** START **

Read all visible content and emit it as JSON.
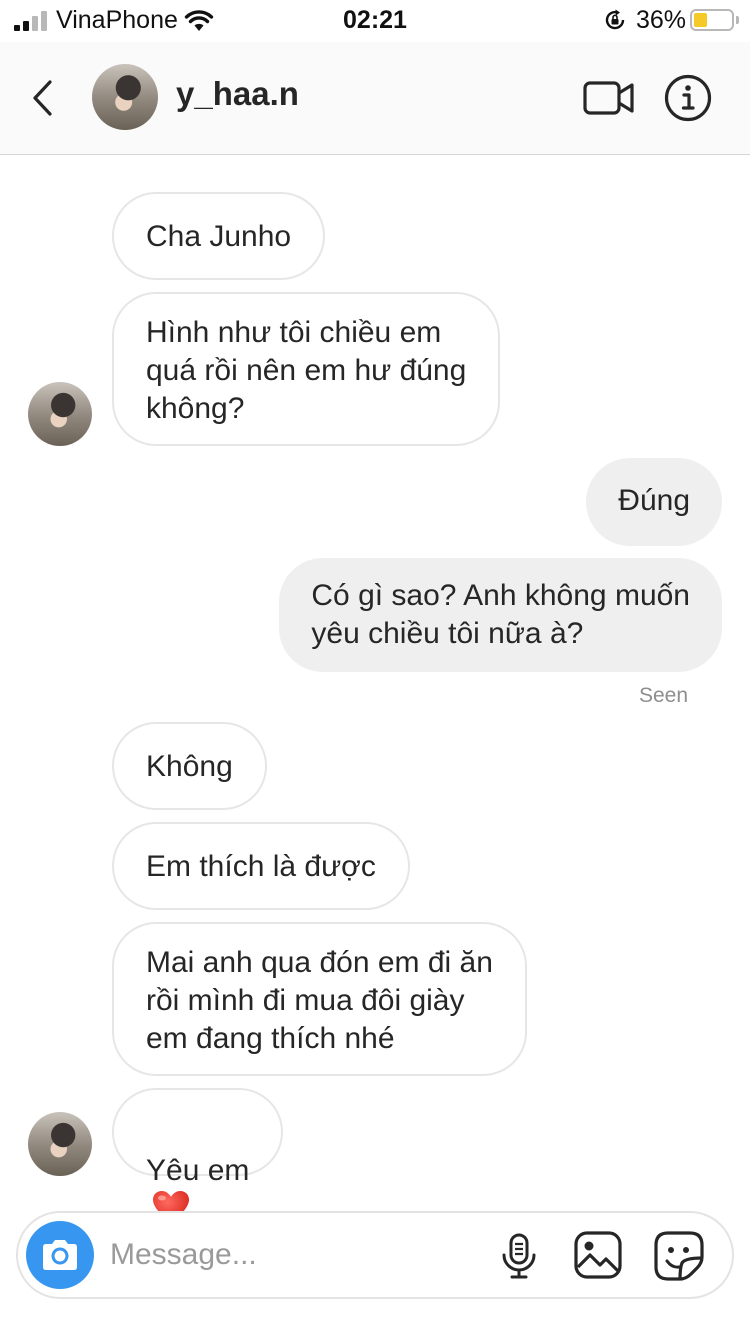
{
  "status_bar": {
    "carrier": "VinaPhone",
    "time": "02:21",
    "battery_percent": "36%",
    "battery_level": 0.36,
    "icons": [
      "signal-icon",
      "wifi-icon",
      "orientation-lock-icon",
      "battery-icon"
    ]
  },
  "header": {
    "username": "y_haa.n",
    "icons": [
      "back-chevron-icon",
      "avatar",
      "video-call-icon",
      "info-icon"
    ]
  },
  "messages": [
    {
      "id": "m1",
      "side": "incoming",
      "text": "Cha Junho"
    },
    {
      "id": "m2",
      "side": "incoming",
      "text": "Hình như tôi chiều em\nquá rồi nên em hư đúng\nkhông?"
    },
    {
      "id": "m3",
      "side": "outgoing",
      "text": "Đúng"
    },
    {
      "id": "m4",
      "side": "outgoing",
      "text": "Có gì sao? Anh không muốn\nyêu chiều tôi nữa à?"
    },
    {
      "id": "m5",
      "side": "incoming",
      "text": "Không"
    },
    {
      "id": "m6",
      "side": "incoming",
      "text": "Em thích là được"
    },
    {
      "id": "m7",
      "side": "incoming",
      "text": "Mai anh qua đón em đi ăn\nrồi mình đi mua đôi giày\nem đang thích nhé"
    },
    {
      "id": "m8",
      "side": "incoming",
      "text": "Yêu em",
      "emoji": "red-heart-icon"
    }
  ],
  "seen_label": "Seen",
  "composer": {
    "placeholder": "Message...",
    "icons": [
      "camera-icon",
      "microphone-icon",
      "gallery-icon",
      "sticker-icon"
    ]
  },
  "colors": {
    "accent_blue": "#3797f0",
    "outgoing_bubble": "#efefef",
    "incoming_border": "#e6e6e6",
    "battery_yellow": "#f5c928",
    "heart_red": "#e0352b"
  }
}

** END **

■ Task objective
Pictures excluded, quote all the data above exactly.

■ Solution for this task
Read all visible content and emit it as JSON.
{
  "status_bar": {
    "carrier": "VinaPhone",
    "time": "02:21",
    "battery_percent": "36%",
    "battery_level": 0.36,
    "icons": [
      "signal-icon",
      "wifi-icon",
      "orientation-lock-icon",
      "battery-icon"
    ]
  },
  "header": {
    "username": "y_haa.n",
    "icons": [
      "back-chevron-icon",
      "avatar",
      "video-call-icon",
      "info-icon"
    ]
  },
  "messages": [
    {
      "id": "m1",
      "side": "incoming",
      "text": "Cha Junho"
    },
    {
      "id": "m2",
      "side": "incoming",
      "text": "Hình như tôi chiều em\nquá rồi nên em hư đúng\nkhông?"
    },
    {
      "id": "m3",
      "side": "outgoing",
      "text": "Đúng"
    },
    {
      "id": "m4",
      "side": "outgoing",
      "text": "Có gì sao? Anh không muốn\nyêu chiều tôi nữa à?"
    },
    {
      "id": "m5",
      "side": "incoming",
      "text": "Không"
    },
    {
      "id": "m6",
      "side": "incoming",
      "text": "Em thích là được"
    },
    {
      "id": "m7",
      "side": "incoming",
      "text": "Mai anh qua đón em đi ăn\nrồi mình đi mua đôi giày\nem đang thích nhé"
    },
    {
      "id": "m8",
      "side": "incoming",
      "text": "Yêu em",
      "emoji": "red-heart-icon"
    }
  ],
  "seen_label": "Seen",
  "composer": {
    "placeholder": "Message...",
    "icons": [
      "camera-icon",
      "microphone-icon",
      "gallery-icon",
      "sticker-icon"
    ]
  },
  "colors": {
    "accent_blue": "#3797f0",
    "outgoing_bubble": "#efefef",
    "incoming_border": "#e6e6e6",
    "battery_yellow": "#f5c928",
    "heart_red": "#e0352b"
  }
}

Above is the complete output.